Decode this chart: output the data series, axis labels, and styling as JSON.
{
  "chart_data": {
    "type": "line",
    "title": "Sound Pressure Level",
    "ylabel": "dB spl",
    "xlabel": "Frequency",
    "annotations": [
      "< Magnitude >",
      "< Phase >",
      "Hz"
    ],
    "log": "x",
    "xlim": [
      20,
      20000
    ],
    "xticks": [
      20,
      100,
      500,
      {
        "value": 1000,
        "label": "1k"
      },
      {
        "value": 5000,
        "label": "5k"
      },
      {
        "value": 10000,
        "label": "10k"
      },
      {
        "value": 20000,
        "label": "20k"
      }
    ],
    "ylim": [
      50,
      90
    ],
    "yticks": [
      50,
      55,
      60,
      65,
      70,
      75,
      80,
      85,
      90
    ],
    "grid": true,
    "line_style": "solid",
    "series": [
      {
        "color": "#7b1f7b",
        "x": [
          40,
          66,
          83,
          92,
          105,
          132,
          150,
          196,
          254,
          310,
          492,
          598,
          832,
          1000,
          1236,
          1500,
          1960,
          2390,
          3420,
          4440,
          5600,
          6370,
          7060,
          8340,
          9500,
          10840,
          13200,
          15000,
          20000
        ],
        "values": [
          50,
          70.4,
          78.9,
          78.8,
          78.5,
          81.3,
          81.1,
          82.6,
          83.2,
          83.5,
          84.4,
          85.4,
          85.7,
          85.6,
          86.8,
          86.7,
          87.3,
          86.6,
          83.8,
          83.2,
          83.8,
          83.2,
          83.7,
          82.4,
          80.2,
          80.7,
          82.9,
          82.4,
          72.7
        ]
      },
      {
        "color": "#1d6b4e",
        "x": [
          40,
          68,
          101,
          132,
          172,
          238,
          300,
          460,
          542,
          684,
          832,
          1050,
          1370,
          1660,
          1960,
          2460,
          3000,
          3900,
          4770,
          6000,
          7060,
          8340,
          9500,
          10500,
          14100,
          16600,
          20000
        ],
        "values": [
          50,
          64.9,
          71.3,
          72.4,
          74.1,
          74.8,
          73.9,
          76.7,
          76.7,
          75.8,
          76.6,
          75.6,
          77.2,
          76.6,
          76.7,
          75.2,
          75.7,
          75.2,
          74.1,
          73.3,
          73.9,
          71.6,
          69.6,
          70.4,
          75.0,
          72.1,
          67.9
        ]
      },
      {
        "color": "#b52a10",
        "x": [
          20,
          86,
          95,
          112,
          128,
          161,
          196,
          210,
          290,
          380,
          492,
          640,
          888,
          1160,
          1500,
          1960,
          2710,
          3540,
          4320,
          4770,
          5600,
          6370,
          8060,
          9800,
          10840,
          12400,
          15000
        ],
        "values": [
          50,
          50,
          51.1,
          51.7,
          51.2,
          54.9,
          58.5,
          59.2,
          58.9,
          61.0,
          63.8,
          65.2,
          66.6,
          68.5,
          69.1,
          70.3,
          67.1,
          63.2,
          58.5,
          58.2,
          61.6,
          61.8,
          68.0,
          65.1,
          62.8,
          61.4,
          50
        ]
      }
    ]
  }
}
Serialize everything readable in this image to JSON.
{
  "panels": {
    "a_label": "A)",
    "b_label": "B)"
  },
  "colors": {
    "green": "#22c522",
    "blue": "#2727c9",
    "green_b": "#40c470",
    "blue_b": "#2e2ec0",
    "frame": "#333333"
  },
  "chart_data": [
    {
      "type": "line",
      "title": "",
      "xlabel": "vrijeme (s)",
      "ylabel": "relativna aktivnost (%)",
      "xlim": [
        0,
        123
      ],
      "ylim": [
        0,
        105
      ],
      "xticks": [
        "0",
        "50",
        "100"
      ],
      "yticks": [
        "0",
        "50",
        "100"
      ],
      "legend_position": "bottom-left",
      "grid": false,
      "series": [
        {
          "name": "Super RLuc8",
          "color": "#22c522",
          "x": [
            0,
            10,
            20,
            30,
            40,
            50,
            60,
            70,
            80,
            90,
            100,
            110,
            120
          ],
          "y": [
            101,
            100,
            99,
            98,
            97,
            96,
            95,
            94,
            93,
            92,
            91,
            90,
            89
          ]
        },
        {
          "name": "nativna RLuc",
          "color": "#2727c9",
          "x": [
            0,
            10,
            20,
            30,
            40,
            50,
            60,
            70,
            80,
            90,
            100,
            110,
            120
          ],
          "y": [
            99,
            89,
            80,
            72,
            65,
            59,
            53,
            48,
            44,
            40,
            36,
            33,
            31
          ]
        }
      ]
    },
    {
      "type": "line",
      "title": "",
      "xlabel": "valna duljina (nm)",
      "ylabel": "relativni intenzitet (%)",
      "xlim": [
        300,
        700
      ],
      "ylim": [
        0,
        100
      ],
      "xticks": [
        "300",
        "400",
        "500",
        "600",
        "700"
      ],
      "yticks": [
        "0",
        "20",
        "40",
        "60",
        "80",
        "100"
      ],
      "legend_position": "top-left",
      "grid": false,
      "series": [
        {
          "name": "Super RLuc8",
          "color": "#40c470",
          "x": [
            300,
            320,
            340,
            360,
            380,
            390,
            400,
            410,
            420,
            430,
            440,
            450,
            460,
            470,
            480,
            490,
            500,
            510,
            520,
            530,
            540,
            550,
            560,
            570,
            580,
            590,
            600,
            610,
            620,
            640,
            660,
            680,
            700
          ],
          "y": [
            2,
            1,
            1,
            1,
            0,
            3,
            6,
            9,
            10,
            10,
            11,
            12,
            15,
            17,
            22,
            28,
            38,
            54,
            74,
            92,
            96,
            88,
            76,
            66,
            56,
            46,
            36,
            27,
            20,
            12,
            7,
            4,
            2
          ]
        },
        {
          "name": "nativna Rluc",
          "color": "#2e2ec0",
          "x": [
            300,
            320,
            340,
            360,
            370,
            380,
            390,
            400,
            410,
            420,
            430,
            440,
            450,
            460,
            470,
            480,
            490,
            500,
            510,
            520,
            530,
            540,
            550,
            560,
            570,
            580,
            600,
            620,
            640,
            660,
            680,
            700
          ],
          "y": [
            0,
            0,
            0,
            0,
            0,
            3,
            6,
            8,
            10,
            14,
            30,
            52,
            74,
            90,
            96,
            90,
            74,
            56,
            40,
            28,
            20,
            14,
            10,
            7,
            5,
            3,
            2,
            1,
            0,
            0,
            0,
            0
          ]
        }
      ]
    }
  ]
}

THE REQUEST:
Extract each entry in full and write it down exactly.

CORRECT RESULT:
Decode this chart: output the data series, axis labels, and styling as JSON.
{
  "chart_data": {
    "type": "line",
    "title": "Sound Pressure Level",
    "ylabel": "dB spl",
    "xlabel": "Frequency",
    "annotations": [
      "< Magnitude >",
      "< Phase >",
      "Hz"
    ],
    "log": "x",
    "xlim": [
      20,
      20000
    ],
    "xticks": [
      20,
      100,
      500,
      {
        "value": 1000,
        "label": "1k"
      },
      {
        "value": 5000,
        "label": "5k"
      },
      {
        "value": 10000,
        "label": "10k"
      },
      {
        "value": 20000,
        "label": "20k"
      }
    ],
    "ylim": [
      50,
      90
    ],
    "yticks": [
      50,
      55,
      60,
      65,
      70,
      75,
      80,
      85,
      90
    ],
    "grid": true,
    "line_style": "solid",
    "series": [
      {
        "color": "#7b1f7b",
        "x": [
          40,
          66,
          83,
          92,
          105,
          132,
          150,
          196,
          254,
          310,
          492,
          598,
          832,
          1000,
          1236,
          1500,
          1960,
          2390,
          3420,
          4440,
          5600,
          6370,
          7060,
          8340,
          9500,
          10840,
          13200,
          15000,
          20000
        ],
        "values": [
          50,
          70.4,
          78.9,
          78.8,
          78.5,
          81.3,
          81.1,
          82.6,
          83.2,
          83.5,
          84.4,
          85.4,
          85.7,
          85.6,
          86.8,
          86.7,
          87.3,
          86.6,
          83.8,
          83.2,
          83.8,
          83.2,
          83.7,
          82.4,
          80.2,
          80.7,
          82.9,
          82.4,
          72.7
        ]
      },
      {
        "color": "#1d6b4e",
        "x": [
          40,
          68,
          101,
          132,
          172,
          238,
          300,
          460,
          542,
          684,
          832,
          1050,
          1370,
          1660,
          1960,
          2460,
          3000,
          3900,
          4770,
          6000,
          7060,
          8340,
          9500,
          10500,
          14100,
          16600,
          20000
        ],
        "values": [
          50,
          64.9,
          71.3,
          72.4,
          74.1,
          74.8,
          73.9,
          76.7,
          76.7,
          75.8,
          76.6,
          75.6,
          77.2,
          76.6,
          76.7,
          75.2,
          75.7,
          75.2,
          74.1,
          73.3,
          73.9,
          71.6,
          69.6,
          70.4,
          75.0,
          72.1,
          67.9
        ]
      },
      {
        "color": "#b52a10",
        "x": [
          20,
          86,
          95,
          112,
          128,
          161,
          196,
          210,
          290,
          380,
          492,
          640,
          888,
          1160,
          1500,
          1960,
          2710,
          3540,
          4320,
          4770,
          5600,
          6370,
          8060,
          9800,
          10840,
          12400,
          15000
        ],
        "values": [
          50,
          50,
          51.1,
          51.7,
          51.2,
          54.9,
          58.5,
          59.2,
          58.9,
          61.0,
          63.8,
          65.2,
          66.6,
          68.5,
          69.1,
          70.3,
          67.1,
          63.2,
          58.5,
          58.2,
          61.6,
          61.8,
          68.0,
          65.1,
          62.8,
          61.4,
          50
        ]
      }
    ]
  }
}
Serialize everything readable in this image to JSON.
{
  "panels": {
    "a_label": "A)",
    "b_label": "B)"
  },
  "colors": {
    "green": "#22c522",
    "blue": "#2727c9",
    "green_b": "#40c470",
    "blue_b": "#2e2ec0",
    "frame": "#333333"
  },
  "chart_data": [
    {
      "type": "line",
      "title": "",
      "xlabel": "vrijeme (s)",
      "ylabel": "relativna aktivnost (%)",
      "xlim": [
        0,
        123
      ],
      "ylim": [
        0,
        105
      ],
      "xticks": [
        "0",
        "50",
        "100"
      ],
      "yticks": [
        "0",
        "50",
        "100"
      ],
      "legend_position": "bottom-left",
      "grid": false,
      "series": [
        {
          "name": "Super RLuc8",
          "color": "#22c522",
          "x": [
            0,
            10,
            20,
            30,
            40,
            50,
            60,
            70,
            80,
            90,
            100,
            110,
            120
          ],
          "y": [
            101,
            100,
            99,
            98,
            97,
            96,
            95,
            94,
            93,
            92,
            91,
            90,
            89
          ]
        },
        {
          "name": "nativna RLuc",
          "color": "#2727c9",
          "x": [
            0,
            10,
            20,
            30,
            40,
            50,
            60,
            70,
            80,
            90,
            100,
            110,
            120
          ],
          "y": [
            99,
            89,
            80,
            72,
            65,
            59,
            53,
            48,
            44,
            40,
            36,
            33,
            31
          ]
        }
      ]
    },
    {
      "type": "line",
      "title": "",
      "xlabel": "valna duljina (nm)",
      "ylabel": "relativni intenzitet (%)",
      "xlim": [
        300,
        700
      ],
      "ylim": [
        0,
        100
      ],
      "xticks": [
        "300",
        "400",
        "500",
        "600",
        "700"
      ],
      "yticks": [
        "0",
        "20",
        "40",
        "60",
        "80",
        "100"
      ],
      "legend_position": "top-left",
      "grid": false,
      "series": [
        {
          "name": "Super RLuc8",
          "color": "#40c470",
          "x": [
            300,
            320,
            340,
            360,
            380,
            390,
            400,
            410,
            420,
            430,
            440,
            450,
            460,
            470,
            480,
            490,
            500,
            510,
            520,
            530,
            540,
            550,
            560,
            570,
            580,
            590,
            600,
            610,
            620,
            640,
            660,
            680,
            700
          ],
          "y": [
            2,
            1,
            1,
            1,
            0,
            3,
            6,
            9,
            10,
            10,
            11,
            12,
            15,
            17,
            22,
            28,
            38,
            54,
            74,
            92,
            96,
            88,
            76,
            66,
            56,
            46,
            36,
            27,
            20,
            12,
            7,
            4,
            2
          ]
        },
        {
          "name": "nativna Rluc",
          "color": "#2e2ec0",
          "x": [
            300,
            320,
            340,
            360,
            370,
            380,
            390,
            400,
            410,
            420,
            430,
            440,
            450,
            460,
            470,
            480,
            490,
            500,
            510,
            520,
            530,
            540,
            550,
            560,
            570,
            580,
            600,
            620,
            640,
            660,
            680,
            700
          ],
          "y": [
            0,
            0,
            0,
            0,
            0,
            3,
            6,
            8,
            10,
            14,
            30,
            52,
            74,
            90,
            96,
            90,
            74,
            56,
            40,
            28,
            20,
            14,
            10,
            7,
            5,
            3,
            2,
            1,
            0,
            0,
            0,
            0
          ]
        }
      ]
    }
  ]
}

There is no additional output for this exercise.